-- begin The input --

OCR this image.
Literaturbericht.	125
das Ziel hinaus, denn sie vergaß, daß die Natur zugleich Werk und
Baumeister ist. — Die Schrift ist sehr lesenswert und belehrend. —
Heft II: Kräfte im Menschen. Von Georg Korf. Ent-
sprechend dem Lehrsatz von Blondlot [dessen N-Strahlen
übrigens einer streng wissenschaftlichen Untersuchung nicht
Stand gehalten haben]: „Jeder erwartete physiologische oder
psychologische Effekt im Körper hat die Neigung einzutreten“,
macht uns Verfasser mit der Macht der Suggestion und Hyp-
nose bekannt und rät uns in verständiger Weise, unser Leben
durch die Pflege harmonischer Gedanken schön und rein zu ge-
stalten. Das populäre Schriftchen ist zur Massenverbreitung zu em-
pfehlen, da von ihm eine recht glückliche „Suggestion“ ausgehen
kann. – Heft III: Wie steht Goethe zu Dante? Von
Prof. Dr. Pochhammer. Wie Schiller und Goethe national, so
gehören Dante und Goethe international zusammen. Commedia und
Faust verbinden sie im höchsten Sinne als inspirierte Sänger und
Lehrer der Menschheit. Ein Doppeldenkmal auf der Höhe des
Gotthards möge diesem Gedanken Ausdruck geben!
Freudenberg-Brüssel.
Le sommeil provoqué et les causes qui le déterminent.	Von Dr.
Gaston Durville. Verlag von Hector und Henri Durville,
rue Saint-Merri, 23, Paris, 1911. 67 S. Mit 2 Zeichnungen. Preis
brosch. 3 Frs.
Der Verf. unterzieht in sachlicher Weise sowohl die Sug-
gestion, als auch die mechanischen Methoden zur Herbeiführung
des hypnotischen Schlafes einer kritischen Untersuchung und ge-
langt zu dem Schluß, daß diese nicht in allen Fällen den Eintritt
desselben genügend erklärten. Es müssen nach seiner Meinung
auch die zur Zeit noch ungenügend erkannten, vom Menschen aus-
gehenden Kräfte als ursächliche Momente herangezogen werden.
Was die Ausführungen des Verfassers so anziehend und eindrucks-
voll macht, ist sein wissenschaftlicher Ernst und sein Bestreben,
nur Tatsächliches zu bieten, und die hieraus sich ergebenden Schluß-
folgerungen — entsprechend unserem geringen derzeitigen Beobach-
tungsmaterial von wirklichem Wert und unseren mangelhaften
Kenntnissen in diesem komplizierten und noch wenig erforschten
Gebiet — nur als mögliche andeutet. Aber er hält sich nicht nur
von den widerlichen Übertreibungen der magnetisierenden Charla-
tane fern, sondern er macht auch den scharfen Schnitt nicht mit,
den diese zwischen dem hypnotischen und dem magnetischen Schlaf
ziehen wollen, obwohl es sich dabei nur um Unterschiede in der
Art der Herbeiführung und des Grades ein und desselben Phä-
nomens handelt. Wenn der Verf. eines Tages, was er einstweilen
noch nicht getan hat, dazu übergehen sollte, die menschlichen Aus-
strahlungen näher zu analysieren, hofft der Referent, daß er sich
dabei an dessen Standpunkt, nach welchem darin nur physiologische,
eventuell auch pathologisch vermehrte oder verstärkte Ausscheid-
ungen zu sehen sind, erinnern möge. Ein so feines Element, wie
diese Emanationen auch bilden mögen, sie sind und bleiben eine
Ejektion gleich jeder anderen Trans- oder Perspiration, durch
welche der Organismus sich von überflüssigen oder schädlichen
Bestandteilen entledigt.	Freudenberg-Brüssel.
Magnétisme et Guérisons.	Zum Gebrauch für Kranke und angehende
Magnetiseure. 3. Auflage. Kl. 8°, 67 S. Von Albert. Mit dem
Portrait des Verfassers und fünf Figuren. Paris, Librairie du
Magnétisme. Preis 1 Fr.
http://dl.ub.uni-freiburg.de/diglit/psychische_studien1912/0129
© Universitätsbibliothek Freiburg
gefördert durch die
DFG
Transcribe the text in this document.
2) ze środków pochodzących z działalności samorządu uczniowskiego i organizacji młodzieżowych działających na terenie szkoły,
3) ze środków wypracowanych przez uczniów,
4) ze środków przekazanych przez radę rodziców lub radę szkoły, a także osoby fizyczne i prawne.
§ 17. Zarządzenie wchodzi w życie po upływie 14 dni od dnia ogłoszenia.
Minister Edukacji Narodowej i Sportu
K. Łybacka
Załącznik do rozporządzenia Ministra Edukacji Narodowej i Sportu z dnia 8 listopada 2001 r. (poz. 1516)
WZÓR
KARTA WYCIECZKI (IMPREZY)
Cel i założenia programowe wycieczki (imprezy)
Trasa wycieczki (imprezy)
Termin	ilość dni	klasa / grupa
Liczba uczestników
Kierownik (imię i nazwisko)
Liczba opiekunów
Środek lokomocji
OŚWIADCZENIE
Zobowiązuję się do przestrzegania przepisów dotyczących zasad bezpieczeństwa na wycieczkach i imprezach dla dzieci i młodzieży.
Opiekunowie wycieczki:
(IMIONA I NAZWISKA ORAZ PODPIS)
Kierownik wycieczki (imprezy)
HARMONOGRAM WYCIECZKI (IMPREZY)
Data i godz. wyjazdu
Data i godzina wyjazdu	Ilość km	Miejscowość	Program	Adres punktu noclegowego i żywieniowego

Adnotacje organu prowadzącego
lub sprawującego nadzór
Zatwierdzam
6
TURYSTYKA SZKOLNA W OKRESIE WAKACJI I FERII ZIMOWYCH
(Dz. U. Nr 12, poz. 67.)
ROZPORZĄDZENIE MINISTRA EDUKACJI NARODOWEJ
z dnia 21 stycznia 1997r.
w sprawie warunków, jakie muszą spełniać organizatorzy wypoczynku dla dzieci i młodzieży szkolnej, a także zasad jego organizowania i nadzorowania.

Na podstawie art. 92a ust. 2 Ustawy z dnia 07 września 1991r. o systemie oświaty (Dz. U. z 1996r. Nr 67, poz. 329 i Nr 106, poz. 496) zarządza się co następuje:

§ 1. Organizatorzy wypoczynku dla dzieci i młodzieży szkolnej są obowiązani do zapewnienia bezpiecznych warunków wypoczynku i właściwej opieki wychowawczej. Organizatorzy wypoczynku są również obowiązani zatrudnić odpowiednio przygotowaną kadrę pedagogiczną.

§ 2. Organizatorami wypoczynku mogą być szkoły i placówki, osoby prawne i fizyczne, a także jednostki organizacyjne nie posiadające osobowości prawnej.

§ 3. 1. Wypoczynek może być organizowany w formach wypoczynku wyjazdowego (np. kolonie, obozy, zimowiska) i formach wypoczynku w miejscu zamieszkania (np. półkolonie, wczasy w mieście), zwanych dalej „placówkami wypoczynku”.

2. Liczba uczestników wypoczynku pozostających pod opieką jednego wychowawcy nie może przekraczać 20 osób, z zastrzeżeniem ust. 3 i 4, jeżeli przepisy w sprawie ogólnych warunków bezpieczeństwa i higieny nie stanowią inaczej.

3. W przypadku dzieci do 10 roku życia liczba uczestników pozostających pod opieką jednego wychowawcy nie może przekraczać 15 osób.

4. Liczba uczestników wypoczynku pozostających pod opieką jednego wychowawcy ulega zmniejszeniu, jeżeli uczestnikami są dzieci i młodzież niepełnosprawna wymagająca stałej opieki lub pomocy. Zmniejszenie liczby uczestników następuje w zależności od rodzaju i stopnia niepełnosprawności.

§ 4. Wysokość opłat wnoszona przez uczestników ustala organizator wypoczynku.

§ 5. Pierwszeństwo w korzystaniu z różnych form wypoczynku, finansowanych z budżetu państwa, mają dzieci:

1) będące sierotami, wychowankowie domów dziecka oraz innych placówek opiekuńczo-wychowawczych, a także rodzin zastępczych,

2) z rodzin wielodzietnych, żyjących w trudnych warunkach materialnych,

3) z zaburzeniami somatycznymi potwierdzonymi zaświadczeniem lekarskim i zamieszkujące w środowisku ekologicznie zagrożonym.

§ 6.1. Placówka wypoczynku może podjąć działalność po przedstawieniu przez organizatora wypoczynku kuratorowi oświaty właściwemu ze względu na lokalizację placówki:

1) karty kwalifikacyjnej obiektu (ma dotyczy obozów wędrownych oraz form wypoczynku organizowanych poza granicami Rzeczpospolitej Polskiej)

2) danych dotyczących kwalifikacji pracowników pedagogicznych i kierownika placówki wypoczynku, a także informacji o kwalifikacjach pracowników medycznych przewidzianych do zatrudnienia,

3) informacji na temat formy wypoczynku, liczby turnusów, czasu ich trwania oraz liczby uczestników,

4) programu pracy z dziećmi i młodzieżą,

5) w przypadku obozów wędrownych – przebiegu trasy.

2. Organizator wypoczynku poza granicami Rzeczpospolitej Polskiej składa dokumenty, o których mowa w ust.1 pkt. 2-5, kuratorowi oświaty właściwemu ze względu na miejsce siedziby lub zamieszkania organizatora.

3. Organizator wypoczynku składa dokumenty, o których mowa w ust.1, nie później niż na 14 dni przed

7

-- end The input --

_Exercise objective_
Copy each line of the entries that includes the word "osoby".

_Exercise output_
4) ze środków przekazanych przez radę rodziców lub radę szkoły, a także osoby fizyczne i prawne.
§ 2. Organizatorami wypoczynku mogą być szkoły i placówki, osoby prawne i fizyczne, a także jednostki organizacyjne nie posiadające osobowości prawnej.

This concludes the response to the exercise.